[Records about charts and figures]
━━━━
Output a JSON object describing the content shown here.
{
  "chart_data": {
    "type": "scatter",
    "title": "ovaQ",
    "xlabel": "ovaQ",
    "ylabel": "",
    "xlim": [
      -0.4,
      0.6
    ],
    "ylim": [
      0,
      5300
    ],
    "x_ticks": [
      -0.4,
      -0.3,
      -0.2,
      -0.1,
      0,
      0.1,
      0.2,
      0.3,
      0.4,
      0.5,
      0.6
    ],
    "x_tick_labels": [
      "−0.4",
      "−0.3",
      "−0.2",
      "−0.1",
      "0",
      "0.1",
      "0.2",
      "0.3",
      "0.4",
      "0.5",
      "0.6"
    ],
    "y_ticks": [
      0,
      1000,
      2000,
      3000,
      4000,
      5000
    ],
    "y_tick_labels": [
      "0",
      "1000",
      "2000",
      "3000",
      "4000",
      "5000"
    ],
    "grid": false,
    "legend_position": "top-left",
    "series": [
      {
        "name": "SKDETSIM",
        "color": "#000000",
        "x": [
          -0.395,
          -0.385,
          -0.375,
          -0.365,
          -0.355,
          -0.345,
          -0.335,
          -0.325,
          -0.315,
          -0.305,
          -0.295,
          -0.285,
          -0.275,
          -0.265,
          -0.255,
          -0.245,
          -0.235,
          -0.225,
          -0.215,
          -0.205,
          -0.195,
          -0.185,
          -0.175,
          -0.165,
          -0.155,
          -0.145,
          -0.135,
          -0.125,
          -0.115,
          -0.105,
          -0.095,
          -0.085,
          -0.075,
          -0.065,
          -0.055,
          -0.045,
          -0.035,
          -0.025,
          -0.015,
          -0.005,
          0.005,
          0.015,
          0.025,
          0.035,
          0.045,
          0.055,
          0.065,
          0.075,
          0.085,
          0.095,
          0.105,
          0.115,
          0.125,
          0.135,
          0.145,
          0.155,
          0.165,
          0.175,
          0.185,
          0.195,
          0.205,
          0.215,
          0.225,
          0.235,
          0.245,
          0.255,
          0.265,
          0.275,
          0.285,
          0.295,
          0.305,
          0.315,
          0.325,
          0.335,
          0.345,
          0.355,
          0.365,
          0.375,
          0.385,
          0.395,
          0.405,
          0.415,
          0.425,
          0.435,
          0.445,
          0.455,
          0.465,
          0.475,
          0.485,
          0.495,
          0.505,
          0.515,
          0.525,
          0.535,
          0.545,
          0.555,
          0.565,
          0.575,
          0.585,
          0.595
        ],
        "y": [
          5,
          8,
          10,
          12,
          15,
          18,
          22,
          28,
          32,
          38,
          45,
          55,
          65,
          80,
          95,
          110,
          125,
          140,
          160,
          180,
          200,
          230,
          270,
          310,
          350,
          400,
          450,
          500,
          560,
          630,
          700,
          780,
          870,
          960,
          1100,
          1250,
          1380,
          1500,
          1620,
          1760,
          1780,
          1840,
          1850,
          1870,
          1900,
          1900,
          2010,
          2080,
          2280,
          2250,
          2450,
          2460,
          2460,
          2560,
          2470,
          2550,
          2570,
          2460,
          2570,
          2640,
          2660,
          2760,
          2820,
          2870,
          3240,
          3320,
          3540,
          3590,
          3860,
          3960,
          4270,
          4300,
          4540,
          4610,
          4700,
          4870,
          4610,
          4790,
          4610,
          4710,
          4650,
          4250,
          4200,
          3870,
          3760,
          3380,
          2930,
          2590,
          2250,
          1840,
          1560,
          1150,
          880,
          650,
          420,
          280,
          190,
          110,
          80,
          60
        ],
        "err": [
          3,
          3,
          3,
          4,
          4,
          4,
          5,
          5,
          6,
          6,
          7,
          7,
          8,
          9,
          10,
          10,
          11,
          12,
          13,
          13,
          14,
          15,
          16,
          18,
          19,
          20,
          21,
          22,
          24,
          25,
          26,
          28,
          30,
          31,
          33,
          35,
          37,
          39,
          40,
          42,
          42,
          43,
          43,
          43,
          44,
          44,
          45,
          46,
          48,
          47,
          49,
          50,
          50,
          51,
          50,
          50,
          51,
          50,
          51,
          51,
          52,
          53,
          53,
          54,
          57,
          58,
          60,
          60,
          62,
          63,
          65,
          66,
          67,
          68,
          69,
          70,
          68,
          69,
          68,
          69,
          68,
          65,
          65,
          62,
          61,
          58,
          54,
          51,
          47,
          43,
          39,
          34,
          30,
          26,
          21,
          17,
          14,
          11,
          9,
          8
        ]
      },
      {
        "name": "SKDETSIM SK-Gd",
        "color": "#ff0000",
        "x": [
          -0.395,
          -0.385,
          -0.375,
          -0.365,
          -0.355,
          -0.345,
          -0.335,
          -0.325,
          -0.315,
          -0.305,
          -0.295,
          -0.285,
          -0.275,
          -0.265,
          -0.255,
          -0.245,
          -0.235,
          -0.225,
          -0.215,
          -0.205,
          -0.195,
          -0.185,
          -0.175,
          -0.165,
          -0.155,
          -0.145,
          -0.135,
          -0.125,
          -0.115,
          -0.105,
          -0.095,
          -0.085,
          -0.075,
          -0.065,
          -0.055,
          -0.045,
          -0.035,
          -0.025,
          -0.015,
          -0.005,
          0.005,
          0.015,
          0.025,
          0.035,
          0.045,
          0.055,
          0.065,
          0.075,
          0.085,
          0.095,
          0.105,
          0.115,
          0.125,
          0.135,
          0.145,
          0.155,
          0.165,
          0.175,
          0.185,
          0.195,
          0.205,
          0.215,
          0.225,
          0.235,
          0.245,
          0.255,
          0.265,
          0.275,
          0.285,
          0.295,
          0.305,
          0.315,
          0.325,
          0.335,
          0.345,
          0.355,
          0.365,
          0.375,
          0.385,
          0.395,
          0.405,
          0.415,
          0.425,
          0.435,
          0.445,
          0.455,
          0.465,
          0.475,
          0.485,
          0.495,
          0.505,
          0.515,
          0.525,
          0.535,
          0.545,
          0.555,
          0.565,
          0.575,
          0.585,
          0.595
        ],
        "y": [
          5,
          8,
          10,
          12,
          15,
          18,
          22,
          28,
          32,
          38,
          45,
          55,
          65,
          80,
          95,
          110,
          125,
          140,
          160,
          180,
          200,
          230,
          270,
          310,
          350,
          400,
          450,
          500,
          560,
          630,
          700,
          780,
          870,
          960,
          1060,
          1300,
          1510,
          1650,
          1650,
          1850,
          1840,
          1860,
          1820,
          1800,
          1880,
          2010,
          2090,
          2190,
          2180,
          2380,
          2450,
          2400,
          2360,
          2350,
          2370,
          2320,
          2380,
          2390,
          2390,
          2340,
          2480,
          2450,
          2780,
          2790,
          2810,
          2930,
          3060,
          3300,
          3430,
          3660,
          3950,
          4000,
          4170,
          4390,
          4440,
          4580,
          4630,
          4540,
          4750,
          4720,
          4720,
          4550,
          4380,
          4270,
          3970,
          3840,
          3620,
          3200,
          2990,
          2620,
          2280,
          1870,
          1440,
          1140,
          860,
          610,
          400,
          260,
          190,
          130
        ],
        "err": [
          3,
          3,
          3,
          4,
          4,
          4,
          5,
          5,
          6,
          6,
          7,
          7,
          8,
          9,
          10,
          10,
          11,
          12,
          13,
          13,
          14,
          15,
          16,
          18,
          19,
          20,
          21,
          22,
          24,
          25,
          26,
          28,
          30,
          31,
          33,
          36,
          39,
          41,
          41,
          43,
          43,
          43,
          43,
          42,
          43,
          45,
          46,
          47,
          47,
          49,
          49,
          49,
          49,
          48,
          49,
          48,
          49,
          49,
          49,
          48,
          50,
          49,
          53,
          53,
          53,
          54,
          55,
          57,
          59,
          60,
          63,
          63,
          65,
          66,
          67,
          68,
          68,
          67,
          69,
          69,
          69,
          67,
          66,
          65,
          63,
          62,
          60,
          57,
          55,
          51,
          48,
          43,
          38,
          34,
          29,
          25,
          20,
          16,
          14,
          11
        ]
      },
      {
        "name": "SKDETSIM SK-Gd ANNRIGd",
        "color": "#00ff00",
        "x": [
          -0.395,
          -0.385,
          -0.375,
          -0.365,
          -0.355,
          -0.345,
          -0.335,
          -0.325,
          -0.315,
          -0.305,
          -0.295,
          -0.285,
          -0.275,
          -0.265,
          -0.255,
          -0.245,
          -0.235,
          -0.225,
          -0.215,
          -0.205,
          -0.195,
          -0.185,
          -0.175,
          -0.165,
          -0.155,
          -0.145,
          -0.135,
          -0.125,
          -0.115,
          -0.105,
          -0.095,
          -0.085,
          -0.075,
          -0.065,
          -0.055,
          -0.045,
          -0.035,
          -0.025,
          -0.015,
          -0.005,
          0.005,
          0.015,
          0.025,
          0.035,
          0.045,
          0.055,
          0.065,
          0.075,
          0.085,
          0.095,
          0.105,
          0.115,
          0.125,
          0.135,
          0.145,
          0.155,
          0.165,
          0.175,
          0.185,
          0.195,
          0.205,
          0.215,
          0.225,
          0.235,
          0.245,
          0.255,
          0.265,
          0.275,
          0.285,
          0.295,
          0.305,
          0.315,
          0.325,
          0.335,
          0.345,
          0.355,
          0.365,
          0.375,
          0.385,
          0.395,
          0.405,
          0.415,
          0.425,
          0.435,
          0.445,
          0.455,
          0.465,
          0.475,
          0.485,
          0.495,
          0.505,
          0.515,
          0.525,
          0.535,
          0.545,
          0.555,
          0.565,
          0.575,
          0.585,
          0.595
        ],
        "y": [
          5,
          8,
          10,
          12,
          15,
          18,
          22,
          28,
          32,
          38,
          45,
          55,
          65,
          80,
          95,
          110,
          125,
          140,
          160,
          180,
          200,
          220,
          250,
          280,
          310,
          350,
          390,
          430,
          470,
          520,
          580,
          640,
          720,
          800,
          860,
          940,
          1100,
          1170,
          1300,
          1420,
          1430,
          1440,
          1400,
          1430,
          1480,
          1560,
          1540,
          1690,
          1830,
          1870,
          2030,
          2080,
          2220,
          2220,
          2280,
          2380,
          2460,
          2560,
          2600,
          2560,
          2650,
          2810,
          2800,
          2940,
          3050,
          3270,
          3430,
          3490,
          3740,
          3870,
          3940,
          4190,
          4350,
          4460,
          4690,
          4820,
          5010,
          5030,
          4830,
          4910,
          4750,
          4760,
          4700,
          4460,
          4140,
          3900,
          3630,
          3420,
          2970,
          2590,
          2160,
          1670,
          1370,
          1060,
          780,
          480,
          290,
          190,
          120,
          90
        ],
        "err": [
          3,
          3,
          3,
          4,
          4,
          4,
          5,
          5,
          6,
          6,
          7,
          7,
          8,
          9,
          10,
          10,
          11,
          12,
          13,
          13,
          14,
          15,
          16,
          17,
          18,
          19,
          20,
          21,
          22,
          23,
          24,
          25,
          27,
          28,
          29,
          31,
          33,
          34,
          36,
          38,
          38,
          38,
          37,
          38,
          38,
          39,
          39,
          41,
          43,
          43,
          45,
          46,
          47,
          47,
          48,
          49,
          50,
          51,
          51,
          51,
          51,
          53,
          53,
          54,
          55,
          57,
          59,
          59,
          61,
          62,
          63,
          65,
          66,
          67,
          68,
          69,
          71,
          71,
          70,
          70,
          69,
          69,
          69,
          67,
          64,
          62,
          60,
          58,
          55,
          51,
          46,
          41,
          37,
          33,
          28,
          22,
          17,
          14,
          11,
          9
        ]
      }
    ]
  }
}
━━━━
WHAT YOU NEED TO DO
Pick out and copy the lines of the entries that hold the string "name".

RESULT OF THIS TASK
        "name": "SKDETSIM",
        "name": "SKDETSIM SK-Gd",
        "name": "SKDETSIM SK-Gd ANNRIGd",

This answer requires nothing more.